■ To do:
Quote the items word for word, starting with the first and ending with the line that contains "Bar <box>732 503 782 547</box>", including that line.

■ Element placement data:
**********
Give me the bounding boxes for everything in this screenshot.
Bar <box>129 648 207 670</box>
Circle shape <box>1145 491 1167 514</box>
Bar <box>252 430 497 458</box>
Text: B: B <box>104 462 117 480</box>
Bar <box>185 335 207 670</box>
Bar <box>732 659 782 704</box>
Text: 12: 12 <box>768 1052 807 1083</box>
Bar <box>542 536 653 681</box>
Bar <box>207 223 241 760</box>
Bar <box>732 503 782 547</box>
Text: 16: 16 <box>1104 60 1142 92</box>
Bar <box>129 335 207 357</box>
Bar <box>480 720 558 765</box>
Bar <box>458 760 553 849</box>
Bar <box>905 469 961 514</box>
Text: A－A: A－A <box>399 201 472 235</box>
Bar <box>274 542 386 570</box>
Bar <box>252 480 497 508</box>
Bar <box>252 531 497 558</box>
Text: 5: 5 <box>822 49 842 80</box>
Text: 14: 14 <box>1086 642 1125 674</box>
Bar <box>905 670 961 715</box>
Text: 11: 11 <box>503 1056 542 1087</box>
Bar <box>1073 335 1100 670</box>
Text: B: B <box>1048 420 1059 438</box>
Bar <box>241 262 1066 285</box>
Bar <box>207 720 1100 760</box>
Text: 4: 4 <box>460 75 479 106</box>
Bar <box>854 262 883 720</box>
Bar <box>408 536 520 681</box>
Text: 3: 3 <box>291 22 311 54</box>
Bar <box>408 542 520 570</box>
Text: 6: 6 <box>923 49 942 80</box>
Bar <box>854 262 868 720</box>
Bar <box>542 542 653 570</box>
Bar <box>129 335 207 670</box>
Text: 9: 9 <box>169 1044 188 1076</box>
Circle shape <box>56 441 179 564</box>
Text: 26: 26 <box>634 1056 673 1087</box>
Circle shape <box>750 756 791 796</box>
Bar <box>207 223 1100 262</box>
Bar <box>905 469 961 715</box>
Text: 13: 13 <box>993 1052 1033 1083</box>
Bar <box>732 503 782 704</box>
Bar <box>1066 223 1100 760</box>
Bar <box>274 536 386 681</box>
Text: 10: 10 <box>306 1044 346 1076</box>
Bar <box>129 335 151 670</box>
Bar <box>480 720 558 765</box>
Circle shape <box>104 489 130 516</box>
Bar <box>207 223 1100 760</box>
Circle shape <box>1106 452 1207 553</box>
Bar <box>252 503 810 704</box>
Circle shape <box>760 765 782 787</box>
**********
■ Response to this exercise:
Give me the bounding boxes for everything in this screenshot.
Bar <box>129 648 207 670</box>
Circle shape <box>1145 491 1167 514</box>
Bar <box>252 430 497 458</box>
Text: B: B <box>104 462 117 480</box>
Bar <box>185 335 207 670</box>
Bar <box>732 659 782 704</box>
Text: 12: 12 <box>768 1052 807 1083</box>
Bar <box>542 536 653 681</box>
Bar <box>207 223 241 760</box>
Bar <box>732 503 782 547</box>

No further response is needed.